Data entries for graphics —
-*-*-

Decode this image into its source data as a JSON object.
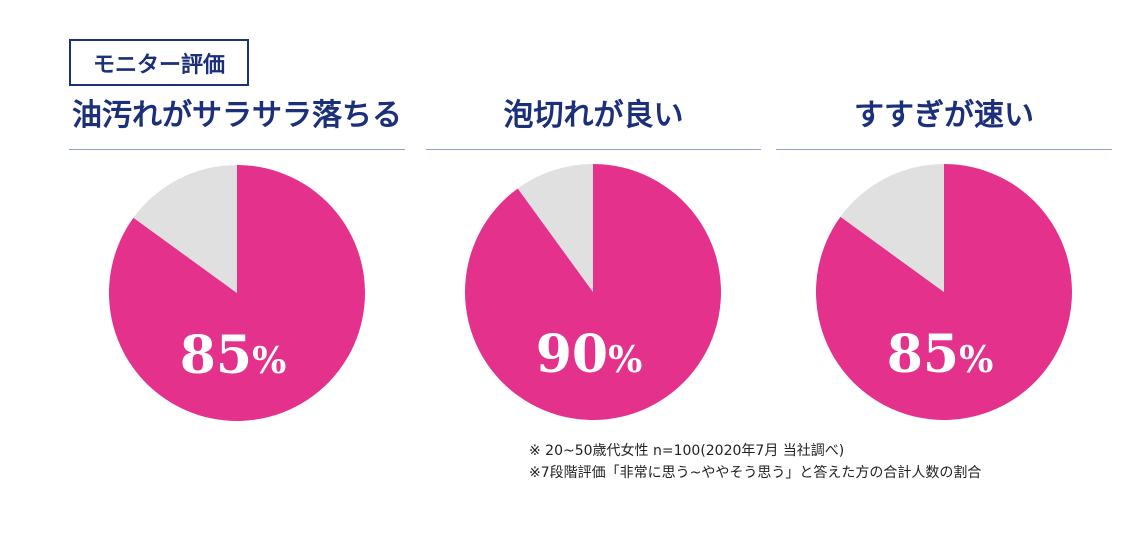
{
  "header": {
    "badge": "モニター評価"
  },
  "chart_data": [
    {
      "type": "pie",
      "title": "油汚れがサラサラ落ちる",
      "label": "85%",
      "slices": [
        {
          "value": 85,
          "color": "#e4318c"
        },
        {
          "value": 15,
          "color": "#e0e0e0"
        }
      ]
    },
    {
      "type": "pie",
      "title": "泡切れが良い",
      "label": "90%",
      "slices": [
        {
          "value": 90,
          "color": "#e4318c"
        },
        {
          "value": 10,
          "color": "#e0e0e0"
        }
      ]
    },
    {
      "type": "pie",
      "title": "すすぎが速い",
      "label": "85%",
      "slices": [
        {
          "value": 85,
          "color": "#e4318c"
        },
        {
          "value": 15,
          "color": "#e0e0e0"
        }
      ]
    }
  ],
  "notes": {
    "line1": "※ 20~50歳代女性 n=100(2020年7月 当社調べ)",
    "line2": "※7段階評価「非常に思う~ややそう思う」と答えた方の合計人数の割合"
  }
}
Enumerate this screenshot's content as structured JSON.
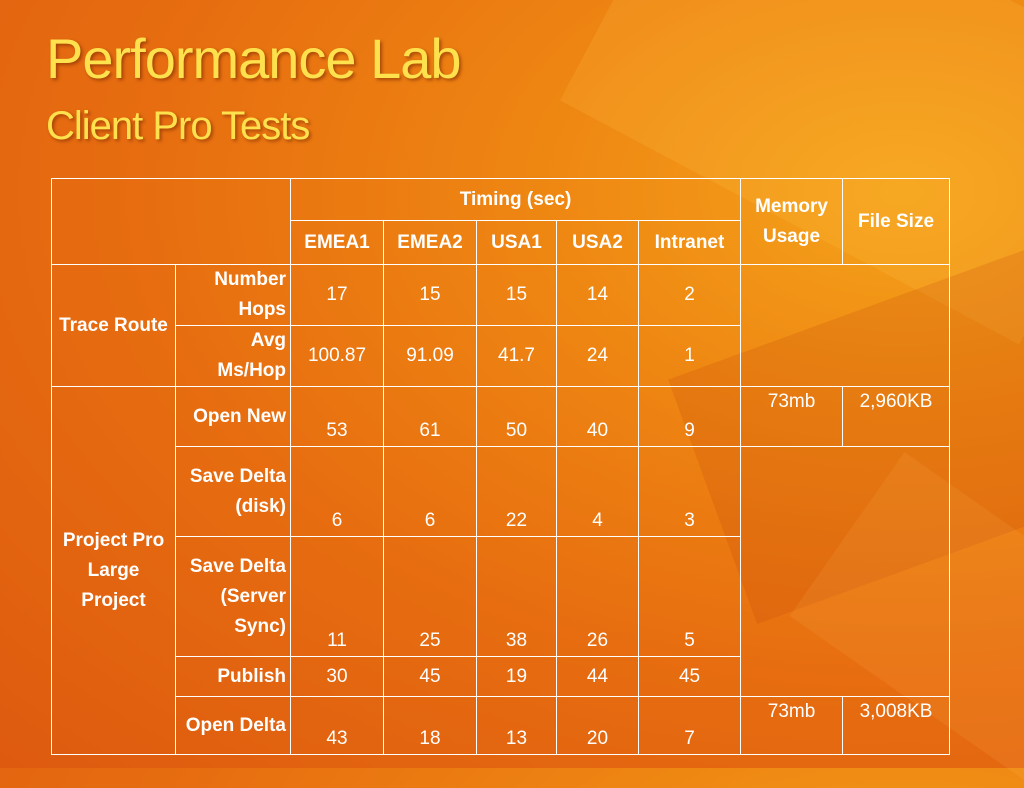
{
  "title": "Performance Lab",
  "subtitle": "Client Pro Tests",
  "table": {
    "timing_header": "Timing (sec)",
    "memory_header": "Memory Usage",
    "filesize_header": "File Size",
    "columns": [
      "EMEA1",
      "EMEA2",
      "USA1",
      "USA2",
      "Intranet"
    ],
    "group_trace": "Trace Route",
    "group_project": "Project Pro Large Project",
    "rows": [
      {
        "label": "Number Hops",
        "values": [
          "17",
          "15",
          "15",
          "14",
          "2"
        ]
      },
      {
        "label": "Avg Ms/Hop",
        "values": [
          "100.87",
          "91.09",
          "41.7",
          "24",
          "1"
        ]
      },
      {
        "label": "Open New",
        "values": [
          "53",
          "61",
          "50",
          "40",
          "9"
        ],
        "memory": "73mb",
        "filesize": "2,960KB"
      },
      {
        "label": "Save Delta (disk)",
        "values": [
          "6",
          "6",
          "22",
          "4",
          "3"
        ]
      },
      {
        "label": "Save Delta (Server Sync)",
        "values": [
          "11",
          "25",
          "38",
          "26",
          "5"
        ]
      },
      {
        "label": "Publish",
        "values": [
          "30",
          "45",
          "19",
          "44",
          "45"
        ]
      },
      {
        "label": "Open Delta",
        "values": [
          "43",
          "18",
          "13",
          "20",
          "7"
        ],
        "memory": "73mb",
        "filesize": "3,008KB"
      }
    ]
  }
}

-*-*-

What is being asked — Identify every line above that includes the word "label", and show those lines.

The reply —
      "label": "85%",
      "label": "90%",
      "label": "85%",
        "label": "Number Hops",
        "label": "Avg Ms/Hop",
        "label": "Open New",
        "label": "Save Delta (disk)",
        "label": "Save Delta (Server Sync)",
        "label": "Publish",
        "label": "Open Delta",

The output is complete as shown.